* [MATERIALS PROVIDED]
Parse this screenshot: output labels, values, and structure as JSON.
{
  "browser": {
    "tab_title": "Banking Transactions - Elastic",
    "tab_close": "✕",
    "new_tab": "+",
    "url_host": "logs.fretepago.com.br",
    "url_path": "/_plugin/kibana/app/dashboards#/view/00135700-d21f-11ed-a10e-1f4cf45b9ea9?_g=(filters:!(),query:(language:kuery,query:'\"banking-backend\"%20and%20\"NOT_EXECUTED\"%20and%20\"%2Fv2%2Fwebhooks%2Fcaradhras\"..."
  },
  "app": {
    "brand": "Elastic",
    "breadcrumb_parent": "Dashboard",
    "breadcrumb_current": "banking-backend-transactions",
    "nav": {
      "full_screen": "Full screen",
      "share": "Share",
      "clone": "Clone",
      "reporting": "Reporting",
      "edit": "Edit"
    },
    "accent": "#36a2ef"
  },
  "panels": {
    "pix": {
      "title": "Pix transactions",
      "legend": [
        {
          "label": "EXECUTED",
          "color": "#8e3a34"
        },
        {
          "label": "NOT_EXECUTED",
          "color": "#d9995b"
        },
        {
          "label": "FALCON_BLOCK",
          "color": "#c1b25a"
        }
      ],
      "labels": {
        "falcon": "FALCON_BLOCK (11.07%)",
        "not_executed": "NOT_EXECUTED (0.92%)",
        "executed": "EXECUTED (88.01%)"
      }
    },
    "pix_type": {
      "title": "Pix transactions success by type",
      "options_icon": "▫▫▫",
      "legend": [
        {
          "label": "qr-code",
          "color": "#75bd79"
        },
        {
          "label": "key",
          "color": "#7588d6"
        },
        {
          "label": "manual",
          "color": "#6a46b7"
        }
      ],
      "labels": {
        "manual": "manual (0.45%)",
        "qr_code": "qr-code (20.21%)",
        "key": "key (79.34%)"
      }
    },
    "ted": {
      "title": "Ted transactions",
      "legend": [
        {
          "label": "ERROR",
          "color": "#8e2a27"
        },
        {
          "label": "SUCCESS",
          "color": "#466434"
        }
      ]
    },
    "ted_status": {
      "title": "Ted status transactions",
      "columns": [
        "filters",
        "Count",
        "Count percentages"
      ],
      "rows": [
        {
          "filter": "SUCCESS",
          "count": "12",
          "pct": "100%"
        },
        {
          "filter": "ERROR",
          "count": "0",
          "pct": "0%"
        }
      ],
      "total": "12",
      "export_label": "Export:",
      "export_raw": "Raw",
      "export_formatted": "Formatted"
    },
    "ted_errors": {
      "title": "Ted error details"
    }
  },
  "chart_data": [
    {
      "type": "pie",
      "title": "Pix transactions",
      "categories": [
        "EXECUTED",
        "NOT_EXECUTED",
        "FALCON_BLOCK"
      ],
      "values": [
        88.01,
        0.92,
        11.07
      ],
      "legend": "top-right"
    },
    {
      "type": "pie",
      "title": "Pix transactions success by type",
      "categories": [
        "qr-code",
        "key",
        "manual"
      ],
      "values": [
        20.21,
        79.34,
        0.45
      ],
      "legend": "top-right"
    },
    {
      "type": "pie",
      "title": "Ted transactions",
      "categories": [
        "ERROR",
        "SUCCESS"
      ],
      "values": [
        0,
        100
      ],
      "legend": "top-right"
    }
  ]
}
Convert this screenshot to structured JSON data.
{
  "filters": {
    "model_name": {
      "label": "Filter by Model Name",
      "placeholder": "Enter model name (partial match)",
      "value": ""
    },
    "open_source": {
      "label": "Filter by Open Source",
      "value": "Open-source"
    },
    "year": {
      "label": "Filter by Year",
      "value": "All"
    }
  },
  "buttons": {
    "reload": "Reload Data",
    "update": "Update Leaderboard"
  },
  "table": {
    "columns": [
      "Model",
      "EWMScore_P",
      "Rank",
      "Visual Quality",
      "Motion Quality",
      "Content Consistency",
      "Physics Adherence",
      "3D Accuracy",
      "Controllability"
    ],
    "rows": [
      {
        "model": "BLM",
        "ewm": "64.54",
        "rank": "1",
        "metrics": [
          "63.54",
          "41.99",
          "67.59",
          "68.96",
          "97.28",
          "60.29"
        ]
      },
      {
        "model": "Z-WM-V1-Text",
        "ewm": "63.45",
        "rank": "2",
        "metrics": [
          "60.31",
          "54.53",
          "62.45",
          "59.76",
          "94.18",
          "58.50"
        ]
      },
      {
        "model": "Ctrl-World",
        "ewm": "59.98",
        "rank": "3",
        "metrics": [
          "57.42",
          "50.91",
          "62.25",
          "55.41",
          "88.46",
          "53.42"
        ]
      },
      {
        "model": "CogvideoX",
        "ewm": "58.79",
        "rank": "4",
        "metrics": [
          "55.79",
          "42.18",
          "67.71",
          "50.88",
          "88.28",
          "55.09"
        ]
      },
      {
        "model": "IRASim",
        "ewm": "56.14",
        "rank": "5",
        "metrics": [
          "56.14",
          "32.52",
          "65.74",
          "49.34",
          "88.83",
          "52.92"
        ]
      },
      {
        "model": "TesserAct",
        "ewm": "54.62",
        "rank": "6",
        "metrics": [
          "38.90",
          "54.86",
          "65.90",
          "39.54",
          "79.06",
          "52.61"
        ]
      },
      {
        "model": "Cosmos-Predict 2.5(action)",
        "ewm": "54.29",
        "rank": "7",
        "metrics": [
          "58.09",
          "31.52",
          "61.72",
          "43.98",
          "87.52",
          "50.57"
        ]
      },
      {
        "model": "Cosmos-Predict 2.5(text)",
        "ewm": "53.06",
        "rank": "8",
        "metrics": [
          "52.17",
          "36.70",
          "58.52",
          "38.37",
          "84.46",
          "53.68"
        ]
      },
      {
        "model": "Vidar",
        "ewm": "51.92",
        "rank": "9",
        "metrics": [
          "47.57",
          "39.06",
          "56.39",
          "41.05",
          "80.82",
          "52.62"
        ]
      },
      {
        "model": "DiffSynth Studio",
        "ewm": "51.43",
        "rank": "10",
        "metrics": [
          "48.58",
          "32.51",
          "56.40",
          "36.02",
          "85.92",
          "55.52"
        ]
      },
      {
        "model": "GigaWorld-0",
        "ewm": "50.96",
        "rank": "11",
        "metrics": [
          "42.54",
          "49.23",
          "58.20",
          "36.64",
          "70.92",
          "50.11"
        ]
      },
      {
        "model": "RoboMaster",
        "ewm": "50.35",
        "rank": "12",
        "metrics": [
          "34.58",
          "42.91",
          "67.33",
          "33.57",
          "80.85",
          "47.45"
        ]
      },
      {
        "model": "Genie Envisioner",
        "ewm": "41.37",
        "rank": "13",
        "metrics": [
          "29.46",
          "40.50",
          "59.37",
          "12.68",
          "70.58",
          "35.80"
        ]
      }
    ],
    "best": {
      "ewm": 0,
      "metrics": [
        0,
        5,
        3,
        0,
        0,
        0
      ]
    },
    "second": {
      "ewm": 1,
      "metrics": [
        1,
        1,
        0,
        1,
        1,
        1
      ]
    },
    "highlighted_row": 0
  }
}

* [TASK BRIEF] Reply with nothing but a number: how many lines of the entries above contain the string "this"?

* [ANSWER BELOW] 2